◆ Written problem
Repeat the entries below exactly as they appear, with no pictures.

════

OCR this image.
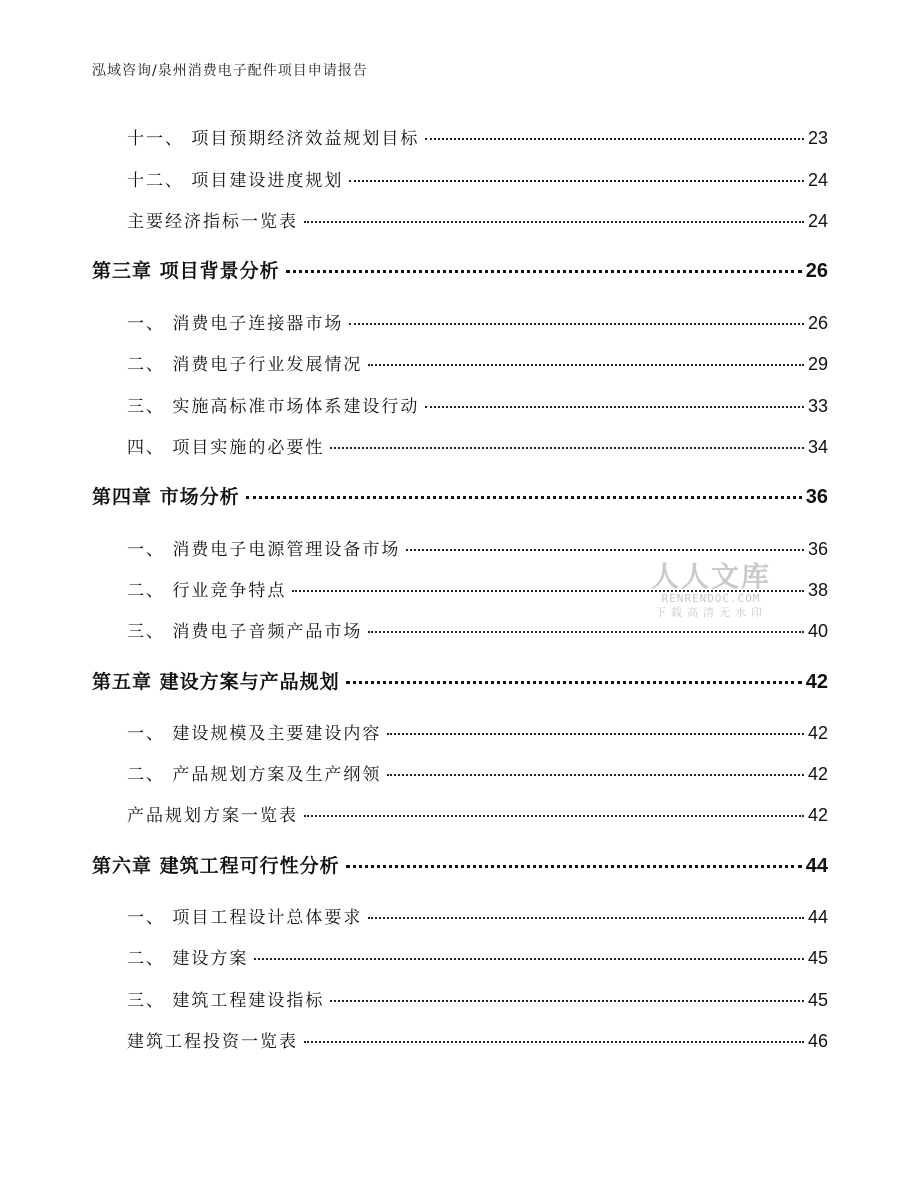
泓域咨询/泉州消费电子配件项目申请报告
十一、 项目预期经济效益规划目标	23
十二、 项目建设进度规划	24
主要经济指标一览表	24
第三章 项目背景分析	26
一、 消费电子连接器市场	26
二、 消费电子行业发展情况	29
三、 实施高标准市场体系建设行动	33
四、 项目实施的必要性	34
第四章 市场分析	36
一、 消费电子电源管理设备市场	36
二、 行业竞争特点	38
三、 消费电子音频产品市场	40
第五章 建设方案与产品规划	42
一、 建设规模及主要建设内容	42
二、 产品规划方案及生产纲领	42
产品规划方案一览表	42
第六章 建筑工程可行性分析	44
一、 项目工程设计总体要求	44
二、 建设方案	45
三、 建筑工程建设指标	45
建筑工程投资一览表	46
人人文库
RENRENDOC.COM
下载高清无水印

════

◆ The answer
OCR this image.
泓域咨询/泉州消费电子配件项目申请报告
十一、 项目预期经济效益规划目标	23
十二、 项目建设进度规划	24
主要经济指标一览表	24
第三章 项目背景分析	26
一、 消费电子连接器市场	26
二、 消费电子行业发展情况	29
三、 实施高标准市场体系建设行动	33
四、 项目实施的必要性	34
第四章 市场分析	36
一、 消费电子电源管理设备市场	36
二、 行业竞争特点	38
三、 消费电子音频产品市场	40
第五章 建设方案与产品规划	42
一、 建设规模及主要建设内容	42
二、 产品规划方案及生产纲领	42
产品规划方案一览表	42
第六章 建筑工程可行性分析	44
一、 项目工程设计总体要求	44
二、 建设方案	45
三、 建筑工程建设指标	45
建筑工程投资一览表	46
人人文库
RENRENDOC.COM
下载高清无水印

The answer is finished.